WHAT YOU ARE ASKED TO DO:
Write out the listing below without alteration, omitting its pictures.

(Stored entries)

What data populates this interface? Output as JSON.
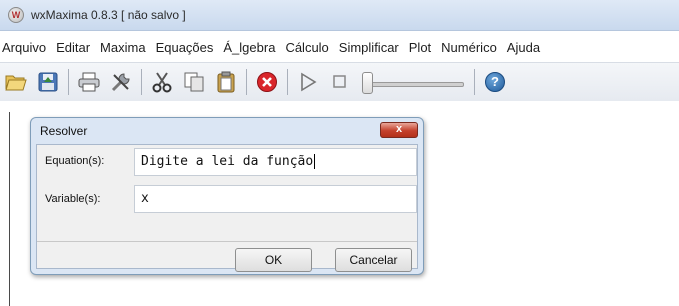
{
  "window": {
    "title": "wxMaxima 0.8.3 [ não salvo ]",
    "icon": "wxmaxima-app-icon"
  },
  "menu": [
    "Arquivo",
    "Editar",
    "Maxima",
    "Equações",
    "Á_lgebra",
    "Cálculo",
    "Simplificar",
    "Plot",
    "Numérico",
    "Ajuda"
  ],
  "toolbar": {
    "icons": [
      "open-folder-icon",
      "save-icon",
      "print-icon",
      "settings-icon",
      "cut-icon",
      "copy-icon",
      "paste-icon",
      "interrupt-icon",
      "play-icon",
      "stop-icon",
      "animation-slider",
      "help-icon"
    ],
    "slider_value": 0
  },
  "dialog": {
    "title": "Resolver",
    "close_label": "x",
    "equation_label": "Equation(s):",
    "equation_value": "Digite a lei da função",
    "variable_label": "Variable(s):",
    "variable_value": "x",
    "ok_label": "OK",
    "cancel_label": "Cancelar"
  },
  "colors": {
    "titlebar": "#c9d9ee",
    "dialog_frame": "#dbe6f4",
    "close_button": "#c4412c",
    "interrupt_red": "#d9262b"
  }
}
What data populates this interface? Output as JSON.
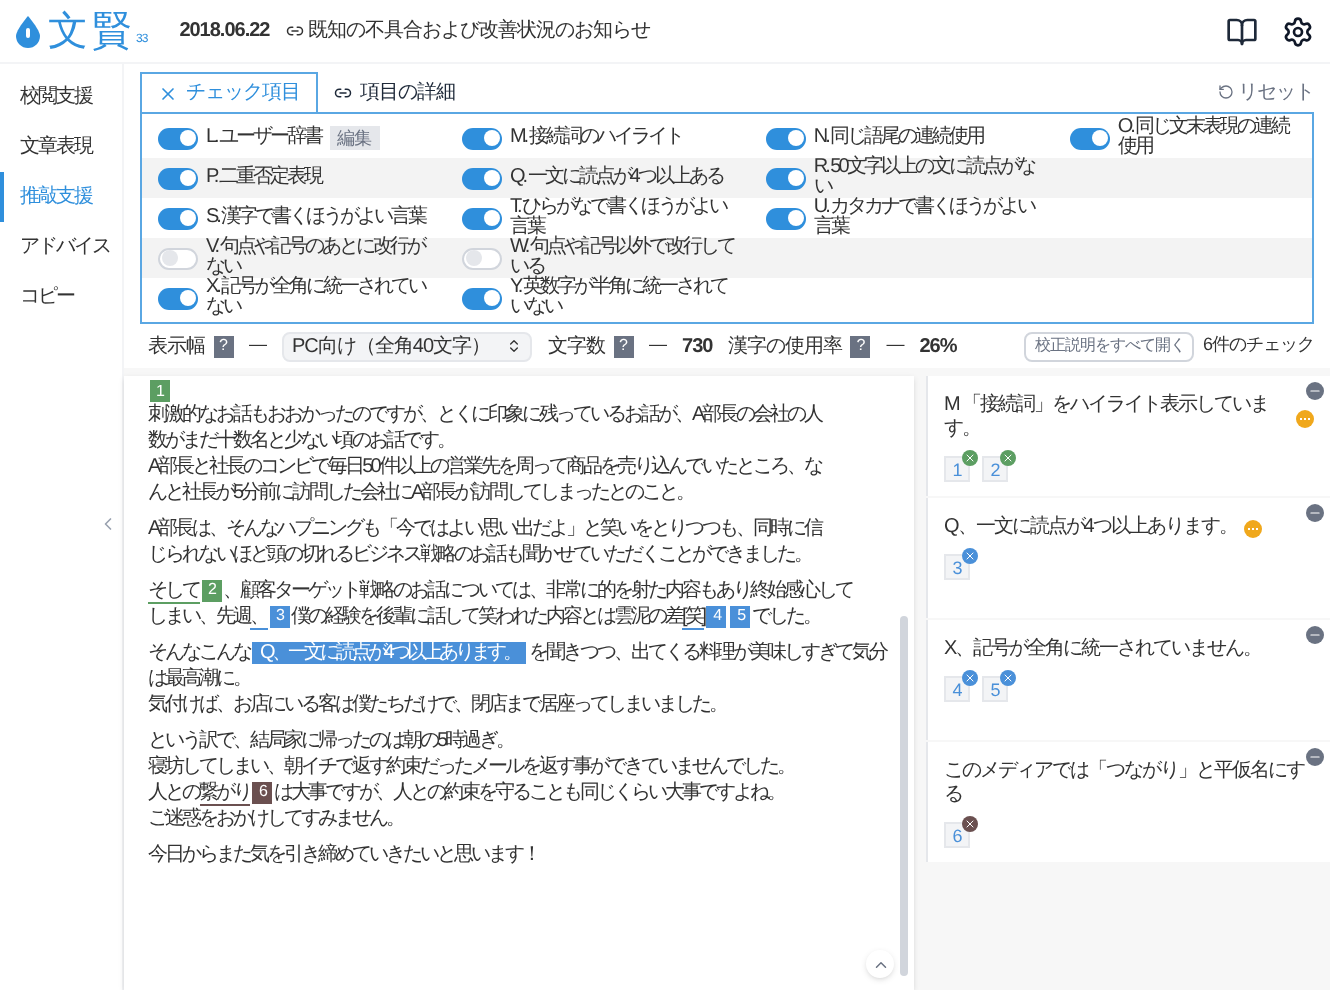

WRITTEN RESPONSE:
What data populates this interface? Output as JSON.
{
  "window": {
    "title": "wxMaxima 0.8.3 [ não salvo ]",
    "icon": "wxmaxima-app-icon"
  },
  "menu": [
    "Arquivo",
    "Editar",
    "Maxima",
    "Equações",
    "Á_lgebra",
    "Cálculo",
    "Simplificar",
    "Plot",
    "Numérico",
    "Ajuda"
  ],
  "toolbar": {
    "icons": [
      "open-folder-icon",
      "save-icon",
      "print-icon",
      "settings-icon",
      "cut-icon",
      "copy-icon",
      "paste-icon",
      "interrupt-icon",
      "play-icon",
      "stop-icon",
      "animation-slider",
      "help-icon"
    ],
    "slider_value": 0
  },
  "dialog": {
    "title": "Resolver",
    "close_label": "x",
    "equation_label": "Equation(s):",
    "equation_value": "Digite a lei da função",
    "variable_label": "Variable(s):",
    "variable_value": "x",
    "ok_label": "OK",
    "cancel_label": "Cancelar"
  },
  "colors": {
    "titlebar": "#c9d9ee",
    "dialog_frame": "#dbe6f4",
    "close_button": "#c4412c",
    "interrupt_red": "#d9262b"
  }
}
What data populates this interface? Output as JSON.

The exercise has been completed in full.